Check each line of the listing, and copy it if it contains the word "large".

RECORDS SHOWN:
+===+

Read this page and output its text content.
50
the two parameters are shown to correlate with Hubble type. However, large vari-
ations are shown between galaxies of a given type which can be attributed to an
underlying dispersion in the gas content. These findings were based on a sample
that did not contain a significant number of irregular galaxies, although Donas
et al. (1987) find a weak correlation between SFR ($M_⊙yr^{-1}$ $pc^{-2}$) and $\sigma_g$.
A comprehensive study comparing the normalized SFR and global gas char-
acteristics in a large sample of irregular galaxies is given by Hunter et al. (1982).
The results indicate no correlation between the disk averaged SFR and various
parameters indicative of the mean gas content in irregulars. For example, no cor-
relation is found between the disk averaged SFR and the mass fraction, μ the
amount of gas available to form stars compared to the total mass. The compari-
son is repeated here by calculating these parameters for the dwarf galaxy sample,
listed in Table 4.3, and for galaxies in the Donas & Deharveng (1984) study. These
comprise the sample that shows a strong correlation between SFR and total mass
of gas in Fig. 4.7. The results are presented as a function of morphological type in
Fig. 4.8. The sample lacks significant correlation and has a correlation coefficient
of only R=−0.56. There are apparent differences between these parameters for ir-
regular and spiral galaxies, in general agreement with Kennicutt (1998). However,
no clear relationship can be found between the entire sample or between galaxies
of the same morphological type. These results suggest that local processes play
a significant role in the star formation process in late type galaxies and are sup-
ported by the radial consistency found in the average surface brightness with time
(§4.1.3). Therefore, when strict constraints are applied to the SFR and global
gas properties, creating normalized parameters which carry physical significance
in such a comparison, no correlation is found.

+===+

REPLY TO THE EXERCISE:
the two parameters are shown to correlate with Hubble type. However, large vari-
acteristics in a large sample of irregular galaxies is given by Hunter et al. (1982).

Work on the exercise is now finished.